• GOAL
Copy out the data below verbatim.

• DATA RECORDS
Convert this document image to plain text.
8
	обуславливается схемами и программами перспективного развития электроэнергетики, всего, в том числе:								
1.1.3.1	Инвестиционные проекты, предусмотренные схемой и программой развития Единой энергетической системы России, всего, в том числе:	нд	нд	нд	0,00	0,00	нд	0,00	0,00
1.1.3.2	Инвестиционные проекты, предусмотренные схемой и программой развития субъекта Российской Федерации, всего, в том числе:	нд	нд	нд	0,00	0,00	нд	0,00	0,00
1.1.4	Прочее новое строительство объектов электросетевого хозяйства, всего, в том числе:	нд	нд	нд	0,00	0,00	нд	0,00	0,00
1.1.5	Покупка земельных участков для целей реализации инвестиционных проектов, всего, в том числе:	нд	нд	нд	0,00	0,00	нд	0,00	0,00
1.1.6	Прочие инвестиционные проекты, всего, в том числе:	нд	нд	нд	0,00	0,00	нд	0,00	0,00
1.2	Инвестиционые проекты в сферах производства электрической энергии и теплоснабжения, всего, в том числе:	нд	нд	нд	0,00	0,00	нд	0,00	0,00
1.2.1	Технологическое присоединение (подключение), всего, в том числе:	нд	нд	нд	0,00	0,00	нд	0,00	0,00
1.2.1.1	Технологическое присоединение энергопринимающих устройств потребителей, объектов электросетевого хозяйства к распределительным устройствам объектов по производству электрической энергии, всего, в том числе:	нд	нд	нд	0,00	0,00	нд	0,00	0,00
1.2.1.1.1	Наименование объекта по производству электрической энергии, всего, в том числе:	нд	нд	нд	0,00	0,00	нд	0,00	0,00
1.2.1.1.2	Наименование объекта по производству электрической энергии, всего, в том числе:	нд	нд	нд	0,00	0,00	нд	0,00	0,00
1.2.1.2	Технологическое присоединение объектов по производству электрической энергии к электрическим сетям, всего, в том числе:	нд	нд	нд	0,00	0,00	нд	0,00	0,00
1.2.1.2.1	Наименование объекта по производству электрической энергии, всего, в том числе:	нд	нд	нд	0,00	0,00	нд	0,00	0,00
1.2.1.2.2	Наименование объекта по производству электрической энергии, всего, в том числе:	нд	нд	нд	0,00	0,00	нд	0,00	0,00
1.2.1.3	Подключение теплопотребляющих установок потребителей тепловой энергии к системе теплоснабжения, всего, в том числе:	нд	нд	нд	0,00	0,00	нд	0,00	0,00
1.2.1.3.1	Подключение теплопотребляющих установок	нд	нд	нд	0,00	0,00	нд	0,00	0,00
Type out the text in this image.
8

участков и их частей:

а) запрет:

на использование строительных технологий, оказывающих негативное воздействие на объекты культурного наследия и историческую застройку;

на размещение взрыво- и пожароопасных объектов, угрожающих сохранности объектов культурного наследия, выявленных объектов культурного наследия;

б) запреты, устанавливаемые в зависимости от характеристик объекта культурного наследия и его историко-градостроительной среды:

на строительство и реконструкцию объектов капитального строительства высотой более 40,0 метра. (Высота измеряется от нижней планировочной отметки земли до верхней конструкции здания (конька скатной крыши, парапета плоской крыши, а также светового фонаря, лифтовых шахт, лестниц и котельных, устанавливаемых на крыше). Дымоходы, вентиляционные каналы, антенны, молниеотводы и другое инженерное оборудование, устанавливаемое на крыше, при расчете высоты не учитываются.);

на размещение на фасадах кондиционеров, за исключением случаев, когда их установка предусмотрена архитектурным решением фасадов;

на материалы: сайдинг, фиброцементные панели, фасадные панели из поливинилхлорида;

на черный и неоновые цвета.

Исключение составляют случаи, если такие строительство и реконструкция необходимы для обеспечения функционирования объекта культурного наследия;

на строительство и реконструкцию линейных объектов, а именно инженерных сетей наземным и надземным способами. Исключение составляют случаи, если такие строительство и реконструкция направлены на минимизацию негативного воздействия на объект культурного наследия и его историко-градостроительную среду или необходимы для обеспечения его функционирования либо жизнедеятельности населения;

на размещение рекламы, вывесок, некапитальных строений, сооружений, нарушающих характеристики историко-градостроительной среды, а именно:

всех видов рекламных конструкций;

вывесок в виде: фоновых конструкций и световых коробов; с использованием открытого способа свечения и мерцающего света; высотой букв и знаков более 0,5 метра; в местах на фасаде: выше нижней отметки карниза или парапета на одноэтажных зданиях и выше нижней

• OUTPUT BELOW
Convert this document image to plain text.
8
	обуславливается схемами и программами перспективного развития электроэнергетики, всего, в том числе:								
1.1.3.1	Инвестиционные проекты, предусмотренные схемой и программой развития Единой энергетической системы России, всего, в том числе:	нд	нд	нд	0,00	0,00	нд	0,00	0,00
1.1.3.2	Инвестиционные проекты, предусмотренные схемой и программой развития субъекта Российской Федерации, всего, в том числе:	нд	нд	нд	0,00	0,00	нд	0,00	0,00
1.1.4	Прочее новое строительство объектов электросетевого хозяйства, всего, в том числе:	нд	нд	нд	0,00	0,00	нд	0,00	0,00
1.1.5	Покупка земельных участков для целей реализации инвестиционных проектов, всего, в том числе:	нд	нд	нд	0,00	0,00	нд	0,00	0,00
1.1.6	Прочие инвестиционные проекты, всего, в том числе:	нд	нд	нд	0,00	0,00	нд	0,00	0,00
1.2	Инвестиционые проекты в сферах производства электрической энергии и теплоснабжения, всего, в том числе:	нд	нд	нд	0,00	0,00	нд	0,00	0,00
1.2.1	Технологическое присоединение (подключение), всего, в том числе:	нд	нд	нд	0,00	0,00	нд	0,00	0,00
1.2.1.1	Технологическое присоединение энергопринимающих устройств потребителей, объектов электросетевого хозяйства к распределительным устройствам объектов по производству электрической энергии, всего, в том числе:	нд	нд	нд	0,00	0,00	нд	0,00	0,00
1.2.1.1.1	Наименование объекта по производству электрической энергии, всего, в том числе:	нд	нд	нд	0,00	0,00	нд	0,00	0,00
1.2.1.1.2	Наименование объекта по производству электрической энергии, всего, в том числе:	нд	нд	нд	0,00	0,00	нд	0,00	0,00
1.2.1.2	Технологическое присоединение объектов по производству электрической энергии к электрическим сетям, всего, в том числе:	нд	нд	нд	0,00	0,00	нд	0,00	0,00
1.2.1.2.1	Наименование объекта по производству электрической энергии, всего, в том числе:	нд	нд	нд	0,00	0,00	нд	0,00	0,00
1.2.1.2.2	Наименование объекта по производству электрической энергии, всего, в том числе:	нд	нд	нд	0,00	0,00	нд	0,00	0,00
1.2.1.3	Подключение теплопотребляющих установок потребителей тепловой энергии к системе теплоснабжения, всего, в том числе:	нд	нд	нд	0,00	0,00	нд	0,00	0,00
1.2.1.3.1	Подключение теплопотребляющих установок	нд	нд	нд	0,00	0,00	нд	0,00	0,00
Type out the text in this image.
8

участков и их частей:

а) запрет:

на использование строительных технологий, оказывающих негативное воздействие на объекты культурного наследия и историческую застройку;

на размещение взрыво- и пожароопасных объектов, угрожающих сохранности объектов культурного наследия, выявленных объектов культурного наследия;

б) запреты, устанавливаемые в зависимости от характеристик объекта культурного наследия и его историко-градостроительной среды:

на строительство и реконструкцию объектов капитального строительства высотой более 40,0 метра. (Высота измеряется от нижней планировочной отметки земли до верхней конструкции здания (конька скатной крыши, парапета плоской крыши, а также светового фонаря, лифтовых шахт, лестниц и котельных, устанавливаемых на крыше). Дымоходы, вентиляционные каналы, антенны, молниеотводы и другое инженерное оборудование, устанавливаемое на крыше, при расчете высоты не учитываются.);

на размещение на фасадах кондиционеров, за исключением случаев, когда их установка предусмотрена архитектурным решением фасадов;

на материалы: сайдинг, фиброцементные панели, фасадные панели из поливинилхлорида;

на черный и неоновые цвета.

Исключение составляют случаи, если такие строительство и реконструкция необходимы для обеспечения функционирования объекта культурного наследия;

на строительство и реконструкцию линейных объектов, а именно инженерных сетей наземным и надземным способами. Исключение составляют случаи, если такие строительство и реконструкция направлены на минимизацию негативного воздействия на объект культурного наследия и его историко-градостроительную среду или необходимы для обеспечения его функционирования либо жизнедеятельности населения;

на размещение рекламы, вывесок, некапитальных строений, сооружений, нарушающих характеристики историко-градостроительной среды, а именно:

всех видов рекламных конструкций;

вывесок в виде: фоновых конструкций и световых коробов; с использованием открытого способа свечения и мерцающего света; высотой букв и знаков более 0,5 метра; в местах на фасаде: выше нижней отметки карниза или парапета на одноэтажных зданиях и выше нижней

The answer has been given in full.